Reproduce every entry exactly, without alteration.

═══ RECORD SET ═══

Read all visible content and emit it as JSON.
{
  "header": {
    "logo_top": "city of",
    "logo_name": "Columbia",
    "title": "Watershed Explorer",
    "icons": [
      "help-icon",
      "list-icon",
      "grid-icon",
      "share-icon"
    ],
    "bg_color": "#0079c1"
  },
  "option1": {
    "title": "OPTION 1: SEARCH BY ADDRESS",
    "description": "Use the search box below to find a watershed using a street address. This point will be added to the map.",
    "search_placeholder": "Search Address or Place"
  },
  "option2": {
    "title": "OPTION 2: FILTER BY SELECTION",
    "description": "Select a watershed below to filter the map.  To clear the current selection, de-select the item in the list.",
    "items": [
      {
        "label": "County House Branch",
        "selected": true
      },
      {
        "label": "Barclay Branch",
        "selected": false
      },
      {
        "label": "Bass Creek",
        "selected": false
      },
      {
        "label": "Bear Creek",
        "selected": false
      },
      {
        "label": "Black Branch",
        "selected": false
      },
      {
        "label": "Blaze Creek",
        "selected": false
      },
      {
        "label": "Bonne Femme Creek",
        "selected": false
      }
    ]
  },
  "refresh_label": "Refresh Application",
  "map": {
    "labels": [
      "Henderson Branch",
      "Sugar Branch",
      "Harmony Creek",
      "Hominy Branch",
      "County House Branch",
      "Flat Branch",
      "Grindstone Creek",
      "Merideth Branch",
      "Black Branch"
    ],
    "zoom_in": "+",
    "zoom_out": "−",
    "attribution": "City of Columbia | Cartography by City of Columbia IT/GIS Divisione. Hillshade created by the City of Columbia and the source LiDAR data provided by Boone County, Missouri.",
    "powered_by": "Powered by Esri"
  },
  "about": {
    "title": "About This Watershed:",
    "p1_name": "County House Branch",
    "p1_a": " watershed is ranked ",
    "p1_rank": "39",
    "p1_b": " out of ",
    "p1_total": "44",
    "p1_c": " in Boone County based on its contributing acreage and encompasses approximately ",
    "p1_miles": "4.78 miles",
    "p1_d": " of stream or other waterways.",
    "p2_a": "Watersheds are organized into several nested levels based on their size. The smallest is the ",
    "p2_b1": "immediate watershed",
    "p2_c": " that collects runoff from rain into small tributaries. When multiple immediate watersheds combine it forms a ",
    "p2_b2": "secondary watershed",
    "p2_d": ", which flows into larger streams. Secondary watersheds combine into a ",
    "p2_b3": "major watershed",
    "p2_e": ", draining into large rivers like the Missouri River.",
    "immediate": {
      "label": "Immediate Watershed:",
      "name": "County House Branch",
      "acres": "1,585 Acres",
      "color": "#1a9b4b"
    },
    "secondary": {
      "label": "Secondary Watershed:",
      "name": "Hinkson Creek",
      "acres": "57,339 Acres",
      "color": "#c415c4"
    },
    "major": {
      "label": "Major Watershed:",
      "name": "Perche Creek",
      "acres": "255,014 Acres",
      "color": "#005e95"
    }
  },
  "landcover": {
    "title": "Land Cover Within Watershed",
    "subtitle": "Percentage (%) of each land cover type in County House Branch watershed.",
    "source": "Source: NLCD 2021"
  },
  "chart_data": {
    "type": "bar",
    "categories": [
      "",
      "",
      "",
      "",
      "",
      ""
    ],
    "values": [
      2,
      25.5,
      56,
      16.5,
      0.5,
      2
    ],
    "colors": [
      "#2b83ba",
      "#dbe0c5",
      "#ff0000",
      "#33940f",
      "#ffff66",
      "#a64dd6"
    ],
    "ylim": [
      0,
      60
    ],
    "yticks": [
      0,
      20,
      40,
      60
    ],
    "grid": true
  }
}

═══

RESPONSE:
Read all visible content and emit it as JSON.
{
  "header": {
    "logo_top": "city of",
    "logo_name": "Columbia",
    "title": "Watershed Explorer",
    "icons": [
      "help-icon",
      "list-icon",
      "grid-icon",
      "share-icon"
    ],
    "bg_color": "#0079c1"
  },
  "option1": {
    "title": "OPTION 1: SEARCH BY ADDRESS",
    "description": "Use the search box below to find a watershed using a street address. This point will be added to the map.",
    "search_placeholder": "Search Address or Place"
  },
  "option2": {
    "title": "OPTION 2: FILTER BY SELECTION",
    "description": "Select a watershed below to filter the map.  To clear the current selection, de-select the item in the list.",
    "items": [
      {
        "label": "County House Branch",
        "selected": true
      },
      {
        "label": "Barclay Branch",
        "selected": false
      },
      {
        "label": "Bass Creek",
        "selected": false
      },
      {
        "label": "Bear Creek",
        "selected": false
      },
      {
        "label": "Black Branch",
        "selected": false
      },
      {
        "label": "Blaze Creek",
        "selected": false
      },
      {
        "label": "Bonne Femme Creek",
        "selected": false
      }
    ]
  },
  "refresh_label": "Refresh Application",
  "map": {
    "labels": [
      "Henderson Branch",
      "Sugar Branch",
      "Harmony Creek",
      "Hominy Branch",
      "County House Branch",
      "Flat Branch",
      "Grindstone Creek",
      "Merideth Branch",
      "Black Branch"
    ],
    "zoom_in": "+",
    "zoom_out": "−",
    "attribution": "City of Columbia | Cartography by City of Columbia IT/GIS Divisione. Hillshade created by the City of Columbia and the source LiDAR data provided by Boone County, Missouri.",
    "powered_by": "Powered by Esri"
  },
  "about": {
    "title": "About This Watershed:",
    "p1_name": "County House Branch",
    "p1_a": " watershed is ranked ",
    "p1_rank": "39",
    "p1_b": " out of ",
    "p1_total": "44",
    "p1_c": " in Boone County based on its contributing acreage and encompasses approximately ",
    "p1_miles": "4.78 miles",
    "p1_d": " of stream or other waterways.",
    "p2_a": "Watersheds are organized into several nested levels based on their size. The smallest is the ",
    "p2_b1": "immediate watershed",
    "p2_c": " that collects runoff from rain into small tributaries. When multiple immediate watersheds combine it forms a ",
    "p2_b2": "secondary watershed",
    "p2_d": ", which flows into larger streams. Secondary watersheds combine into a ",
    "p2_b3": "major watershed",
    "p2_e": ", draining into large rivers like the Missouri River.",
    "immediate": {
      "label": "Immediate Watershed:",
      "name": "County House Branch",
      "acres": "1,585 Acres",
      "color": "#1a9b4b"
    },
    "secondary": {
      "label": "Secondary Watershed:",
      "name": "Hinkson Creek",
      "acres": "57,339 Acres",
      "color": "#c415c4"
    },
    "major": {
      "label": "Major Watershed:",
      "name": "Perche Creek",
      "acres": "255,014 Acres",
      "color": "#005e95"
    }
  },
  "landcover": {
    "title": "Land Cover Within Watershed",
    "subtitle": "Percentage (%) of each land cover type in County House Branch watershed.",
    "source": "Source: NLCD 2021"
  },
  "chart_data": {
    "type": "bar",
    "categories": [
      "",
      "",
      "",
      "",
      "",
      ""
    ],
    "values": [
      2,
      25.5,
      56,
      16.5,
      0.5,
      2
    ],
    "colors": [
      "#2b83ba",
      "#dbe0c5",
      "#ff0000",
      "#33940f",
      "#ffff66",
      "#a64dd6"
    ],
    "ylim": [
      0,
      60
    ],
    "yticks": [
      0,
      20,
      40,
      60
    ],
    "grid": true
  }
}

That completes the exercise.